▸ **Passage given**:
Now that I reflect on what this will do for plugin authors, two potential worries cross my mind (ranked by importance):

  1. The plugin author has no way of finding out whether the primary, secondary, or error colors are identical or close to any of the accent colors.
    Do we see any potential problems with plugin authors unintentionally using a primary or error color in their UI?
    If so, the only real solution for distributors would be to choose primary, secondary, and error colors that are far away from all accent colors. Since there's limited space on the hue wheel, this will make designing a useful color scheme a lot harder. Also, OpenSCD's current color scheme would set quite a bad example, with all three distinguished colors coming from among the accent colors.
  2. This will make it much more convenient for plugin authors to create a complete visual mess by thrusting upon them many more colors than are useful in most user interfaces.

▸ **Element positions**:
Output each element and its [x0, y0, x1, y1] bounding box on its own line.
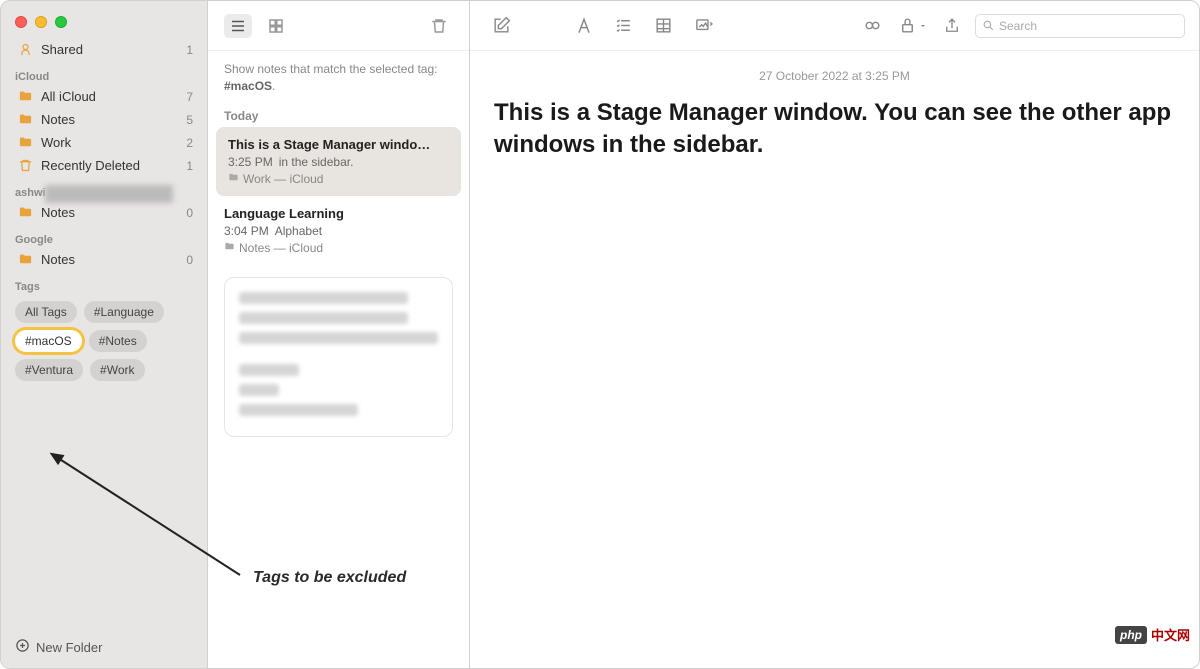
sidebar-item-notes-account2[interactable]: Notes 0	[1, 201, 207, 224]
sidebar-section-account2[interactable]: ashwi	[1, 177, 207, 201]
note-time: 3:04 PM	[224, 224, 269, 238]
note-preview: Alphabet	[275, 224, 322, 238]
sidebar-item-count: 2	[186, 136, 193, 150]
sidebar: Shared 1 iCloud All iCloud 7 Notes 5 Wor…	[1, 1, 208, 668]
filter-suffix: .	[272, 79, 275, 93]
grid-view-button[interactable]	[262, 14, 290, 38]
new-folder-button[interactable]: New Folder	[1, 626, 207, 668]
sidebar-item-recently-deleted[interactable]: Recently Deleted 1	[1, 154, 207, 177]
maximize-window-button[interactable]	[55, 16, 67, 28]
folder-icon	[224, 241, 235, 255]
link-button[interactable]	[855, 12, 889, 40]
search-placeholder: Search	[999, 19, 1037, 33]
tag-ventura[interactable]: #Ventura	[15, 359, 83, 381]
note-content-title[interactable]: This is a Stage Manager window. You can …	[494, 97, 1175, 162]
watermark-badge: php	[1115, 626, 1147, 644]
minimize-window-button[interactable]	[35, 16, 47, 28]
sidebar-item-notes-google[interactable]: Notes 0	[1, 248, 207, 271]
note-thumbnail-card[interactable]	[224, 277, 453, 437]
filter-description: Show notes that match the selected tag: …	[208, 51, 469, 101]
tags-container: All Tags #Language #macOS #Notes #Ventur…	[1, 295, 207, 387]
sidebar-item-label: Notes	[41, 252, 186, 267]
list-view-button[interactable]	[224, 14, 252, 38]
note-location: Work — iCloud	[243, 172, 323, 186]
search-input[interactable]: Search	[975, 14, 1185, 38]
filter-prefix: Show notes that match the selected tag:	[224, 62, 437, 76]
sidebar-item-work[interactable]: Work 2	[1, 131, 207, 154]
note-title: This is a Stage Manager windo…	[228, 137, 449, 152]
editor-toolbar: Search	[470, 1, 1199, 51]
sidebar-item-notes-icloud[interactable]: Notes 5	[1, 108, 207, 131]
note-preview: in the sidebar.	[279, 155, 354, 169]
editor-body[interactable]: 27 October 2022 at 3:25 PM This is a Sta…	[470, 51, 1199, 180]
sidebar-item-label: Work	[41, 135, 186, 150]
sidebar-item-count: 0	[186, 206, 193, 220]
table-button[interactable]	[647, 12, 681, 40]
sidebar-section-icloud[interactable]: iCloud	[1, 61, 207, 85]
note-location: Notes — iCloud	[239, 241, 323, 255]
window-controls	[1, 1, 207, 38]
editor-panel: Search 27 October 2022 at 3:25 PM This i…	[470, 1, 1199, 668]
sidebar-item-count: 1	[186, 43, 193, 57]
sidebar-item-label: Shared	[41, 42, 186, 57]
note-date: 27 October 2022 at 3:25 PM	[494, 69, 1175, 83]
trash-icon	[15, 158, 35, 173]
sidebar-item-count: 7	[186, 90, 193, 104]
tag-language[interactable]: #Language	[84, 301, 164, 323]
checklist-button[interactable]	[607, 12, 641, 40]
folder-icon	[228, 172, 239, 186]
sidebar-item-count: 5	[186, 113, 193, 127]
sidebar-item-count: 1	[186, 159, 193, 173]
note-list-panel: Show notes that match the selected tag: …	[208, 1, 470, 668]
folder-icon	[15, 135, 35, 150]
sidebar-item-all-icloud[interactable]: All iCloud 7	[1, 85, 207, 108]
note-list-section-today: Today	[208, 101, 469, 127]
sidebar-item-label: Recently Deleted	[41, 158, 186, 173]
tag-macos[interactable]: #macOS	[15, 330, 82, 352]
folder-icon	[15, 252, 35, 267]
watermark-text: 中文网	[1151, 625, 1190, 644]
close-window-button[interactable]	[15, 16, 27, 28]
note-title: Language Learning	[224, 206, 453, 221]
media-button[interactable]	[687, 12, 721, 40]
note-list-toolbar	[208, 1, 469, 51]
sidebar-item-label: All iCloud	[41, 89, 186, 104]
shared-icon	[15, 42, 35, 57]
lock-button[interactable]	[895, 12, 929, 40]
watermark: php 中文网	[1115, 625, 1190, 644]
compose-button[interactable]	[484, 12, 518, 40]
folder-icon	[15, 205, 35, 220]
format-text-button[interactable]	[567, 12, 601, 40]
new-folder-label: New Folder	[36, 640, 102, 655]
sidebar-section-tags[interactable]: Tags	[1, 271, 207, 295]
sidebar-item-label: Notes	[41, 205, 186, 220]
sidebar-item-label: Notes	[41, 112, 186, 127]
tag-work[interactable]: #Work	[90, 359, 144, 381]
note-item[interactable]: This is a Stage Manager windo… 3:25 PM i…	[216, 127, 461, 196]
tag-all-tags[interactable]: All Tags	[15, 301, 77, 323]
note-time: 3:25 PM	[228, 155, 273, 169]
sidebar-section-google[interactable]: Google	[1, 224, 207, 248]
sidebar-item-shared[interactable]: Shared 1	[1, 38, 207, 61]
sidebar-item-count: 0	[186, 253, 193, 267]
filter-tag: #macOS	[224, 79, 272, 93]
delete-note-button[interactable]	[425, 14, 453, 38]
search-icon	[982, 19, 995, 32]
share-button[interactable]	[935, 12, 969, 40]
note-item[interactable]: Language Learning 3:04 PM Alphabet Notes…	[208, 196, 469, 265]
tag-notes[interactable]: #Notes	[89, 330, 147, 352]
plus-circle-icon	[15, 638, 30, 656]
folder-icon	[15, 89, 35, 104]
folder-icon	[15, 112, 35, 127]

▸ **Requirement**:
Can you retype the note on color worries for plugin authors word for word, from start to finish?

▸ **Result for this task**:
Now that I reflect on what this will do for plugin authors, two potential worries cross my mind (ranked by importance):

  1. The plugin author has no way of finding out whether the primary, secondary, or error colors are identical or close to any of the accent colors.
    Do we see any potential problems with plugin authors unintentionally using a primary or error color in their UI?
    If so, the only real solution for distributors would be to choose primary, secondary, and error colors that are far away from all accent colors. Since there's limited space on the hue wheel, this will make designing a useful color scheme a lot harder. Also, OpenSCD's current color scheme would set quite a bad example, with all three distinguished colors coming from among the accent colors.
  2. This will make it much more convenient for plugin authors to create a complete visual mess by thrusting upon them many more colors than are useful in most user interfaces.